#### Instruction
Please lay out the data as a CSV with two columns, "input" and "output", using one row for each input and its output. Put each field in quotes and replace line breaks with spaces. Begin at the line that has "Patent image size: (651, 759)." and stop after the line that has "The decoded value X3 802 is at (320, 569).".

········

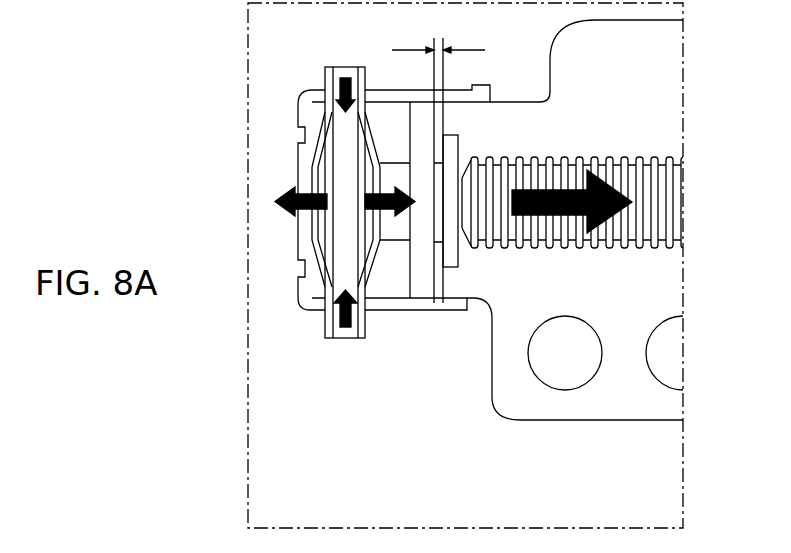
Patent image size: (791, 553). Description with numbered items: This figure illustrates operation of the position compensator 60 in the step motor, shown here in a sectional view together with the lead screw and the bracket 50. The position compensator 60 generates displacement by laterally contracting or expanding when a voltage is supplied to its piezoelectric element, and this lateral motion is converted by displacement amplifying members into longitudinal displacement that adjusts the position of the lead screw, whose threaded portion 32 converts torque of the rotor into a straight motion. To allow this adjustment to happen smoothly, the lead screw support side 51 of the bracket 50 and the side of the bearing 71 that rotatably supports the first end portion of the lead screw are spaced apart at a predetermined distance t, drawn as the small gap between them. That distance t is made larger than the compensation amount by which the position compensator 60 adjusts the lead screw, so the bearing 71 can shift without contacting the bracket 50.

The threaded portion 32 is at (650, 247).
The bracket 50 is at (632, 345).
The lead screw support side 51 is at (420, 283).
The position compensator 60 is at (353, 340).
The bearing 71 is at (450, 262).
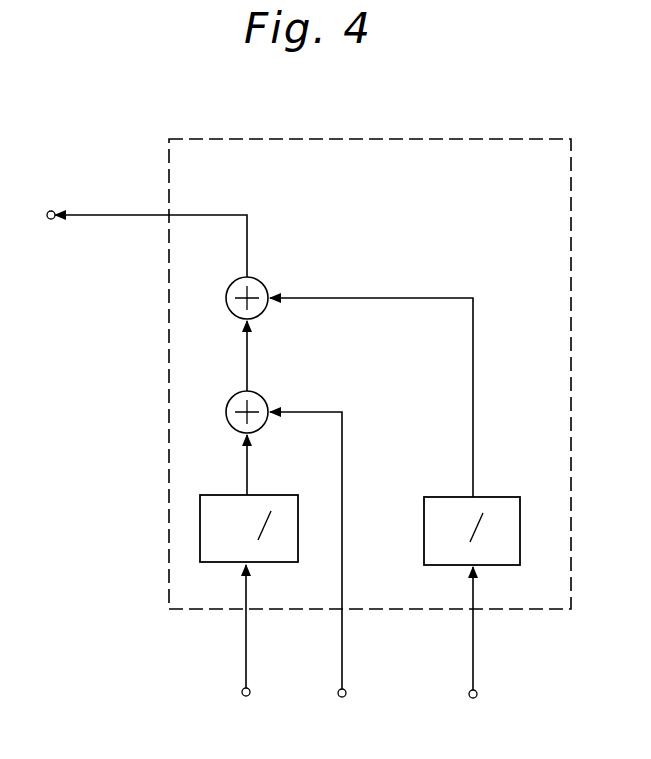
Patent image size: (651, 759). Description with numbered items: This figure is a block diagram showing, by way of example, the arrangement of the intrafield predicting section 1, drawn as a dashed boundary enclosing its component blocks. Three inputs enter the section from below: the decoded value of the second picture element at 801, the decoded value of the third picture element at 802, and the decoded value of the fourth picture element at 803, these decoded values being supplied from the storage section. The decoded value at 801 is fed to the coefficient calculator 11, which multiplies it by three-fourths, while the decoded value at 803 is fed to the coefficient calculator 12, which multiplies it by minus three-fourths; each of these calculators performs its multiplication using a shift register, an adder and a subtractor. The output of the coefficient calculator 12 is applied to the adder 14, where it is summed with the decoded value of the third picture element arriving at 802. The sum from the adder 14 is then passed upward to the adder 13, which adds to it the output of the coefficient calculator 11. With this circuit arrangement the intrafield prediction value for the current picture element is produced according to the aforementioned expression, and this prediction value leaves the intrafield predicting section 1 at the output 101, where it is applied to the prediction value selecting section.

The intrafield predicting section 1 is at (403, 140).
The coefficient calculator 11 is at (499, 497).
The coefficient calculator 12 is at (264, 496).
The adder 13 is at (261, 286).
The adder 14 is at (264, 401).
The prediction value output 101 is at (141, 231).
The decoded value X2 801 is at (482, 648).
The decoded value X3 802 is at (320, 569).
The decoded value X4 803 is at (256, 645).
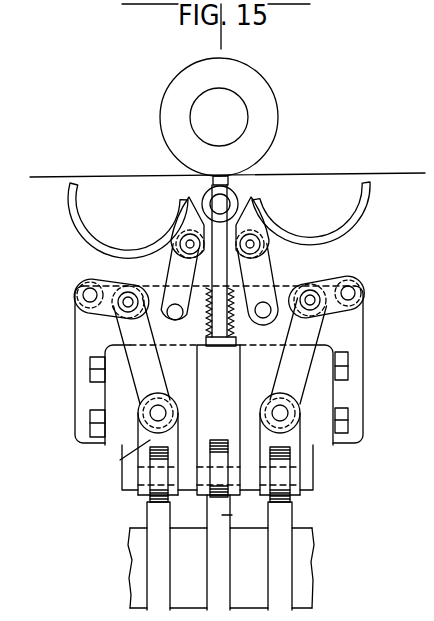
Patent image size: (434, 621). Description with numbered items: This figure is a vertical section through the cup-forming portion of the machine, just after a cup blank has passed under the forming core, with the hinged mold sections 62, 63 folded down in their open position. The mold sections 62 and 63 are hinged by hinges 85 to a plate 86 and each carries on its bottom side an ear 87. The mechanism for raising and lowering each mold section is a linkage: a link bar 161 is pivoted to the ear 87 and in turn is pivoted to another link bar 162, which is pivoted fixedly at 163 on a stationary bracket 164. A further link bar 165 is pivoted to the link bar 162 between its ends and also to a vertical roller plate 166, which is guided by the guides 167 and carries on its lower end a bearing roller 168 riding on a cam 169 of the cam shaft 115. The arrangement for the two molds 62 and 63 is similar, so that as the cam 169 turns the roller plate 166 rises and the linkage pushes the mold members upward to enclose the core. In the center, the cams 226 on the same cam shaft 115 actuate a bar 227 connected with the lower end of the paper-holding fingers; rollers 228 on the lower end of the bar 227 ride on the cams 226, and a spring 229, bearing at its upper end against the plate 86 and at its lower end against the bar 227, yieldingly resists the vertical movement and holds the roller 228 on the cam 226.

········

#### Solution to the problem
input,output
"Patent image size: (651, 759). Description with numbered items: This figure is a block diagram showing, by way of example, the arrangement of the intrafield predicting section 1, drawn as a dashed boundary enclosing its component blocks. Three inputs enter the section from below: the decoded value of the second picture element at 801, the decoded value of the third picture element at 802, and the decoded value of the fourth picture element at 803, these decoded values being supplied from the storage section. The decoded value at 801 is fed to the coefficient calculator 11, which multiplies it by three-fourths, while the decoded value at 803 is fed to the coefficient calculator 12, which multiplies it by minus three-fourths; each of these calculators performs its multiplication using a shift register, an adder and a subtractor. The output of the coefficient calculator 12 is applied to the adder 14, where it is summed with the decoded value of the third picture element arriving at 802. The sum from the adder 14 is then passed upward to the adder 13, which adds to it the output of the coefficient calculator 11. With this circuit arrangement the intrafield prediction value for the current picture element is produced according to the aforementioned expression, and this prediction value leaves the intrafield predicting section 1 at the output 101, where it is applied to the prediction value selecting section.","The intrafield predicting section 1 is at (403, 140). The coefficient calculator 11 is at (499, 497). The coefficient calculator 12 is at (264, 496). The adder 13 is at (261, 286). The adder 14 is at (264, 401). The prediction value output 101 is at (141, 231). The decoded value X2 801 is at (482, 648). The decoded value X3 802 is at (320, 569)."